Part of a data file:
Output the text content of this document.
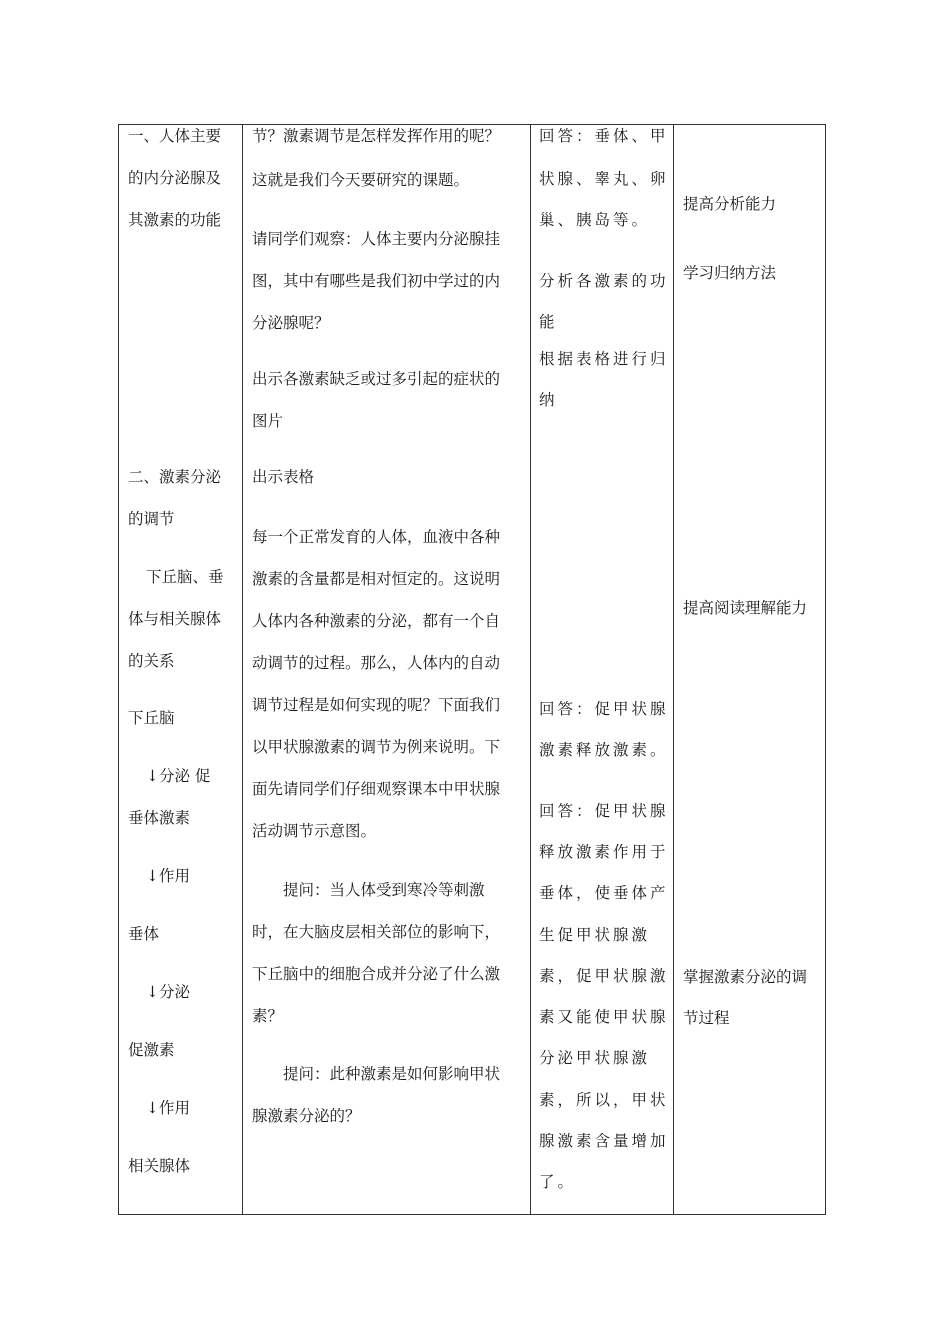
一、人体主要
的内分泌腺及
其激素的功能
二、激素分泌
的调节
下丘脑、垂
体与相关腺体
的关系
下丘脑
↓分泌 促
垂体激素
↓作用
垂体
↓分泌
促激素
↓作用
相关腺体
节？激素调节是怎样发挥作用的呢？
这就是我们今天要研究的课题。
请同学们观察：人体主要内分泌腺挂
图，其中有哪些是我们初中学过的内
分泌腺呢？
出示各激素缺乏或过多引起的症状的
图片
出示表格
每一个正常发育的人体，血液中各种
激素的含量都是相对恒定的。这说明
人体内各种激素的分泌，都有一个自
动调节的过程。那么，人体内的自动
调节过程是如何实现的呢？下面我们
以甲状腺激素的调节为例来说明。下
面先请同学们仔细观察课本中甲状腺
活动调节示意图。
提问：当人体受到寒冷等刺激
时，在大脑皮层相关部位的影响下，
下丘脑中的细胞合成并分泌了什么激
素？
提问：此种激素是如何影响甲状
腺激素分泌的？
回答：垂体、甲
状腺、睾丸、卵
巢、胰岛等。
分析各激素的功
能
根据表格进行归
纳
回答：促甲状腺
激素释放激素。
回答：促甲状腺
释放激素作用于
垂体，使垂体产
生促甲状腺激
素，促甲状腺激
素又能使甲状腺
分泌甲状腺激
素，所以，甲状
腺激素含量增加
了。
提高分析能力
学习归纳方法
提高阅读理解能力
掌握激素分泌的调
节过程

EXERCISE BRIEF: Pictures in the records above should not be copied. Repeat everything else exactly.

OUTPUT OF THE EXERCISE:
Output the text content of this document.
一、人体主要
的内分泌腺及
其激素的功能
二、激素分泌
的调节
下丘脑、垂
体与相关腺体
的关系
下丘脑
↓分泌 促
垂体激素
↓作用
垂体
↓分泌
促激素
↓作用
相关腺体
节？激素调节是怎样发挥作用的呢？
这就是我们今天要研究的课题。
请同学们观察：人体主要内分泌腺挂
图，其中有哪些是我们初中学过的内
分泌腺呢？
出示各激素缺乏或过多引起的症状的
图片
出示表格
每一个正常发育的人体，血液中各种
激素的含量都是相对恒定的。这说明
人体内各种激素的分泌，都有一个自
动调节的过程。那么，人体内的自动
调节过程是如何实现的呢？下面我们
以甲状腺激素的调节为例来说明。下
面先请同学们仔细观察课本中甲状腺
活动调节示意图。
提问：当人体受到寒冷等刺激
时，在大脑皮层相关部位的影响下，
下丘脑中的细胞合成并分泌了什么激
素？
提问：此种激素是如何影响甲状
腺激素分泌的？
回答：垂体、甲
状腺、睾丸、卵
巢、胰岛等。
分析各激素的功
能
根据表格进行归
纳
回答：促甲状腺
激素释放激素。
回答：促甲状腺
释放激素作用于
垂体，使垂体产
生促甲状腺激
素，促甲状腺激
素又能使甲状腺
分泌甲状腺激
素，所以，甲状
腺激素含量增加
了。
提高分析能力
学习归纳方法
提高阅读理解能力
掌握激素分泌的调
节过程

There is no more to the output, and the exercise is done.